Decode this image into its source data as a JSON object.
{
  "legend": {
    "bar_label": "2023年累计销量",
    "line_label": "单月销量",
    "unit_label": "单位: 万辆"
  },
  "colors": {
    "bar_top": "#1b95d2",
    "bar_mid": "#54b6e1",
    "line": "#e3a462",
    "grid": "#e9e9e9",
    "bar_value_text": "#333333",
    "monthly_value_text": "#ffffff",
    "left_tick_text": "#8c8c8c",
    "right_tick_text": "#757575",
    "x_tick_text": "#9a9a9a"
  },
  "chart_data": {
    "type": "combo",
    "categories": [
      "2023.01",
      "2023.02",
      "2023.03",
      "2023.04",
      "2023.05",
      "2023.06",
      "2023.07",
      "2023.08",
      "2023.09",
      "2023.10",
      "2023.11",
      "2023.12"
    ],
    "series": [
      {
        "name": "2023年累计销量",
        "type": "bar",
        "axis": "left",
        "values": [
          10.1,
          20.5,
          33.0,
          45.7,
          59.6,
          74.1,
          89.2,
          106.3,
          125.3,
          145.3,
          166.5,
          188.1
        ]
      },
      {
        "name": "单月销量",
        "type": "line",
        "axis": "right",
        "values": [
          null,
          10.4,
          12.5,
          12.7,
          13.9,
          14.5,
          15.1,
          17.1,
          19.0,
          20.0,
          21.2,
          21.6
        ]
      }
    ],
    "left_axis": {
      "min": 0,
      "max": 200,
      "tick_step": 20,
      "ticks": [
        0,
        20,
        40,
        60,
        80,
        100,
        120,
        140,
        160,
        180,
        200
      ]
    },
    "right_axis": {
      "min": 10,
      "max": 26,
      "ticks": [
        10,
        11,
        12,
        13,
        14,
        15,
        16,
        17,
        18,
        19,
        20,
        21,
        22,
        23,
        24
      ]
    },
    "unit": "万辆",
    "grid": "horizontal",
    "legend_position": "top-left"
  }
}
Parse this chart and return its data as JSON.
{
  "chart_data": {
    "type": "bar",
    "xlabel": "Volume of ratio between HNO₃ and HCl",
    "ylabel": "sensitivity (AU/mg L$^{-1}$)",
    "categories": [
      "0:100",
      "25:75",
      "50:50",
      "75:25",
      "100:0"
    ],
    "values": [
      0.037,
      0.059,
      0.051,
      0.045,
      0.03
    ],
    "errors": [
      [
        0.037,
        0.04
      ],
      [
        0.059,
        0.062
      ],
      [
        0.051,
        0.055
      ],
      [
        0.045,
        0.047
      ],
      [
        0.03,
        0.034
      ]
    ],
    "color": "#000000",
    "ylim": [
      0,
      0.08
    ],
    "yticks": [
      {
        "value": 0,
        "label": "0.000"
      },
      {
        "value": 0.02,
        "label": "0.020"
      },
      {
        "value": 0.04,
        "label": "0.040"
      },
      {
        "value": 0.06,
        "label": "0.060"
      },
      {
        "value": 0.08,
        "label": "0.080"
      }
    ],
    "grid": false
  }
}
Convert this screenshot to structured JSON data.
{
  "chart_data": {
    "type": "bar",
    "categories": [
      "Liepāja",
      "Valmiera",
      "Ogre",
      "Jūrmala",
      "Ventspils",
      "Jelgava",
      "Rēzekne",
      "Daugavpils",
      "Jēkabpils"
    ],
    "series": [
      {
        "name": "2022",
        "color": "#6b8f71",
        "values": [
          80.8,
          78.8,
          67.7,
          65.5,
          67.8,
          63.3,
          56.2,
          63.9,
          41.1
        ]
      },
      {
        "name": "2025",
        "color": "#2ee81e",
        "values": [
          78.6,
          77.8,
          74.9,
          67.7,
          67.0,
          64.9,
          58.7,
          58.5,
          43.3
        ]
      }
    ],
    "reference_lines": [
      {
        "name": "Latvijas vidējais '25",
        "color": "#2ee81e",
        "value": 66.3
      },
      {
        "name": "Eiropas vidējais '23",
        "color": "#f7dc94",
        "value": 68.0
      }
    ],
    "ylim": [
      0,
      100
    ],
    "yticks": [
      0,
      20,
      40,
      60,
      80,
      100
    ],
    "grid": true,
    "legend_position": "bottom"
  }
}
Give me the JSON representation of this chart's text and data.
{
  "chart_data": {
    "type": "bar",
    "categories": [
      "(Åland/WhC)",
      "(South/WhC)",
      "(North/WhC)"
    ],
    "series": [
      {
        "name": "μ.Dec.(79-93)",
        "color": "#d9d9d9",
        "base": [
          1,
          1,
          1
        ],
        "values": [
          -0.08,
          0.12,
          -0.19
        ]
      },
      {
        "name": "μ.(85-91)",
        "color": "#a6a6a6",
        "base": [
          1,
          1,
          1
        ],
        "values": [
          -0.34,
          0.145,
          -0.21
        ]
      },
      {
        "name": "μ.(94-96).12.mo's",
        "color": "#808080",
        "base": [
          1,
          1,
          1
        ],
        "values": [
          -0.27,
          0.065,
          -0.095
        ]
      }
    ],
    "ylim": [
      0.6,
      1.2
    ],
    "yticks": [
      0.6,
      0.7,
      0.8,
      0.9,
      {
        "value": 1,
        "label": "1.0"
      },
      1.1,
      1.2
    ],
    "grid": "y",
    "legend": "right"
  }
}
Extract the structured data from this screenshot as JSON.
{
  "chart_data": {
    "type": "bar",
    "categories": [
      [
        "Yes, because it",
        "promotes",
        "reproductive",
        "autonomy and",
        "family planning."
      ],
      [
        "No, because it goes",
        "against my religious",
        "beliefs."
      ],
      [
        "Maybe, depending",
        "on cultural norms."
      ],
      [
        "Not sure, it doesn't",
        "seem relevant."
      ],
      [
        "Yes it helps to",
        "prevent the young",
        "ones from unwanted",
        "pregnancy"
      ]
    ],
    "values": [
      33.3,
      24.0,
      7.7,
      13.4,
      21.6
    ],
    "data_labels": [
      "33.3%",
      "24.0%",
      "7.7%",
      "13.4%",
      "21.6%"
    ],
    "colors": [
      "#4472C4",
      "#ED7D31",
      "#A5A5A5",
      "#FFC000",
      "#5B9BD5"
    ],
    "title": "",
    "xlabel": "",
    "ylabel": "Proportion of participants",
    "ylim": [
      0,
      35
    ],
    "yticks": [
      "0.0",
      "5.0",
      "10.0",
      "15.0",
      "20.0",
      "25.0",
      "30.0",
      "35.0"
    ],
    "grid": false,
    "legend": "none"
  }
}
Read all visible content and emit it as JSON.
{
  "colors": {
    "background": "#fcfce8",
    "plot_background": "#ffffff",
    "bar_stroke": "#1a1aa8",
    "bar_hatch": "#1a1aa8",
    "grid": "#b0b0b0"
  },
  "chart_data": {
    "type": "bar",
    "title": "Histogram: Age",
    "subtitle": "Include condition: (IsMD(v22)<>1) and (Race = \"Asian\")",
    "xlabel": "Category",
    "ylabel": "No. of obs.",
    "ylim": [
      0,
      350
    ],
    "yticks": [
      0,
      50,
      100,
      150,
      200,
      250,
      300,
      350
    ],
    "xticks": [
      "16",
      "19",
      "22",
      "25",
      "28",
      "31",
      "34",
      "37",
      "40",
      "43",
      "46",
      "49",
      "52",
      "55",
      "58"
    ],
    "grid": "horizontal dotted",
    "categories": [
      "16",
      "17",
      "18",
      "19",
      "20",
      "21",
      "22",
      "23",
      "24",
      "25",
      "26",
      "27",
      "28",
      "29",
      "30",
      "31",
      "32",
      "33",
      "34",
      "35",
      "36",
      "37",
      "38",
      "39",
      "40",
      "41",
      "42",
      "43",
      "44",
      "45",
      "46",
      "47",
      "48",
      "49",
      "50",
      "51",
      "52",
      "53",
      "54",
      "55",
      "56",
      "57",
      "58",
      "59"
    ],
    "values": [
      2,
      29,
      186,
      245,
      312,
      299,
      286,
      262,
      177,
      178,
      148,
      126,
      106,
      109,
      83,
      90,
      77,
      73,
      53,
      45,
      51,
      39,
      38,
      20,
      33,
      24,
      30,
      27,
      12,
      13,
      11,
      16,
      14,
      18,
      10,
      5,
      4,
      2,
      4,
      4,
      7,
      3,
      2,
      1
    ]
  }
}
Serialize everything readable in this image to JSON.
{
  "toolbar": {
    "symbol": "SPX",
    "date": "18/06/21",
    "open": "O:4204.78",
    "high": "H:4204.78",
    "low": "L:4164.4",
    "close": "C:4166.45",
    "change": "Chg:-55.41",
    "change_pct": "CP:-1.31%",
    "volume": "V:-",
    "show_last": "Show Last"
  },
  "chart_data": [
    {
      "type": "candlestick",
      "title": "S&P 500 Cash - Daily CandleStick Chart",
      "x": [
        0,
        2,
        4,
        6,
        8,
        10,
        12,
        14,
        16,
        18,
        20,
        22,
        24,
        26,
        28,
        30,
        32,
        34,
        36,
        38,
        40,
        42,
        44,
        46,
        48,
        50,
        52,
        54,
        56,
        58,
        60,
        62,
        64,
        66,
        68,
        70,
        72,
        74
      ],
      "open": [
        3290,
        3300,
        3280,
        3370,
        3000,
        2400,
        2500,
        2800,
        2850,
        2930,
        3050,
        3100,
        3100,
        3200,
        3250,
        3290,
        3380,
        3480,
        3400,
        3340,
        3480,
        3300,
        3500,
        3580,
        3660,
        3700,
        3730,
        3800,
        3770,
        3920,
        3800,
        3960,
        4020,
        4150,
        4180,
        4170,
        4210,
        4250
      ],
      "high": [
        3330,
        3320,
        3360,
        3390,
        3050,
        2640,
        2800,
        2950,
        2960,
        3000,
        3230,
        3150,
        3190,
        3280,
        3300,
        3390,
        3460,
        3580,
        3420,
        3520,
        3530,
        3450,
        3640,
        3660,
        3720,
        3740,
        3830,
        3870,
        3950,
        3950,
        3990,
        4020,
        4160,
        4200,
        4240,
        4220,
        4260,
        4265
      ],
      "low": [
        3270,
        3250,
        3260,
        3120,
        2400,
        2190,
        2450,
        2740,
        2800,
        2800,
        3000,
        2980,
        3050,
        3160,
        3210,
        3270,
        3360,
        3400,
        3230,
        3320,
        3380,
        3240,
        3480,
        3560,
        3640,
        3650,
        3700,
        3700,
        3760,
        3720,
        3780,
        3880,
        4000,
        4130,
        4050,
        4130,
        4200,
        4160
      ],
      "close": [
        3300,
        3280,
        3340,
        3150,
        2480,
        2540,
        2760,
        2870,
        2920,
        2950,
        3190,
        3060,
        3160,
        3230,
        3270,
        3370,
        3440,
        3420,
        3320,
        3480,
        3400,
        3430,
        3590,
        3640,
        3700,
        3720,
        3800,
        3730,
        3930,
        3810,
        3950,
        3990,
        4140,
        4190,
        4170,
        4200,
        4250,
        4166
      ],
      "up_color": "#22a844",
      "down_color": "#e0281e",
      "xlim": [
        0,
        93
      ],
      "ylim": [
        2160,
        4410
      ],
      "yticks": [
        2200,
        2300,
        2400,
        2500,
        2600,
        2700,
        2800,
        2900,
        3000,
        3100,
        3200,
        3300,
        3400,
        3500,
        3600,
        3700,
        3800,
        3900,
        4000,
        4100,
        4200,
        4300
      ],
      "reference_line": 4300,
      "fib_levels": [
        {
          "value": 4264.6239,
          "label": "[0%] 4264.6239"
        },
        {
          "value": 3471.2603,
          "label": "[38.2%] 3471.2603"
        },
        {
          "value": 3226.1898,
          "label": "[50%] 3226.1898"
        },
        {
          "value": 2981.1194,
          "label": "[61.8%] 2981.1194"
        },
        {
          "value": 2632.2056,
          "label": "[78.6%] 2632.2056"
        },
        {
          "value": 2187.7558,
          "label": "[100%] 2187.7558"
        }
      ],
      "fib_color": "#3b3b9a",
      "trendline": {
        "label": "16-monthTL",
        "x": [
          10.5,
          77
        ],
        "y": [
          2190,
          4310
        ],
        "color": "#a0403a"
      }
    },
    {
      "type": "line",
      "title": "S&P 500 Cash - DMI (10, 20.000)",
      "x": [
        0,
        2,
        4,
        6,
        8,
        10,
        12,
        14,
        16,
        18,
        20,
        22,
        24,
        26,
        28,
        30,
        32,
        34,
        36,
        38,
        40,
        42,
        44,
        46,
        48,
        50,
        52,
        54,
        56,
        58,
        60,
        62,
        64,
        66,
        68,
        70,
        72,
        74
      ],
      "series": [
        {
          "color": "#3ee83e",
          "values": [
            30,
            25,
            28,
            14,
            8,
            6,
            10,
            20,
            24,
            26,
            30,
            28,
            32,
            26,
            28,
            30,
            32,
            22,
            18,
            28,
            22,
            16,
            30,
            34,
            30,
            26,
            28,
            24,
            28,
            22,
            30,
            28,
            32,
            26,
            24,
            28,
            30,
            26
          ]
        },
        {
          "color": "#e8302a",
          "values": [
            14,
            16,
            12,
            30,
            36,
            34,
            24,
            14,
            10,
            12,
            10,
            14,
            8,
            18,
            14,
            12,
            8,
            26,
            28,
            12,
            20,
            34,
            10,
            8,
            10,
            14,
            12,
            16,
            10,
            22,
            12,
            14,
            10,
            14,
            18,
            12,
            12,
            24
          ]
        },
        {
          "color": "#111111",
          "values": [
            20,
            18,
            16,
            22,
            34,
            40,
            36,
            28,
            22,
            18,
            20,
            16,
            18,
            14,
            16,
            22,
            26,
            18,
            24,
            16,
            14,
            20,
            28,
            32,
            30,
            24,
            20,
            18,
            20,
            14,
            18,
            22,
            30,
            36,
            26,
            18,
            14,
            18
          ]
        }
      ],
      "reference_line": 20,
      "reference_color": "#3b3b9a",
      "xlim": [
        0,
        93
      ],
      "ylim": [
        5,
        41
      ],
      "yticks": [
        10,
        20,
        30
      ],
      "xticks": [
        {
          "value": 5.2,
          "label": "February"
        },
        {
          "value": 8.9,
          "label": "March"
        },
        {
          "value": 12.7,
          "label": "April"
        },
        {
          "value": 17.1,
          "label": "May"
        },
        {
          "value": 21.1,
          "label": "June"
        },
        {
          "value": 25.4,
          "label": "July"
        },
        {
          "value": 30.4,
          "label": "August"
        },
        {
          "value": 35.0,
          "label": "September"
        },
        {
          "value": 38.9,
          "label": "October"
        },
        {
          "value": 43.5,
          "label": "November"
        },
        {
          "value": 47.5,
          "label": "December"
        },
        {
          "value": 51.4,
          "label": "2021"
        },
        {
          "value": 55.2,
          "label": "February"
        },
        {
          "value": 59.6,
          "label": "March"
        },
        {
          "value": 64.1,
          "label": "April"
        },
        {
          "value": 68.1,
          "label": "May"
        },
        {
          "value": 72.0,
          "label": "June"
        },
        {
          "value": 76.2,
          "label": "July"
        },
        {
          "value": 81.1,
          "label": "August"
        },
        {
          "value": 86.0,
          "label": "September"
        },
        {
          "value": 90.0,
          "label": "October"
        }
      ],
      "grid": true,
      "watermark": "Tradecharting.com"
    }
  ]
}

_Objective_: Identify every line where the string "ylabel" appears.

_Output of the task_:
    "ylabel": "sensitivity (AU/mg L$^{-1}$)",
    "ylabel": "Proportion of participants",
    "ylabel": "No. of obs.",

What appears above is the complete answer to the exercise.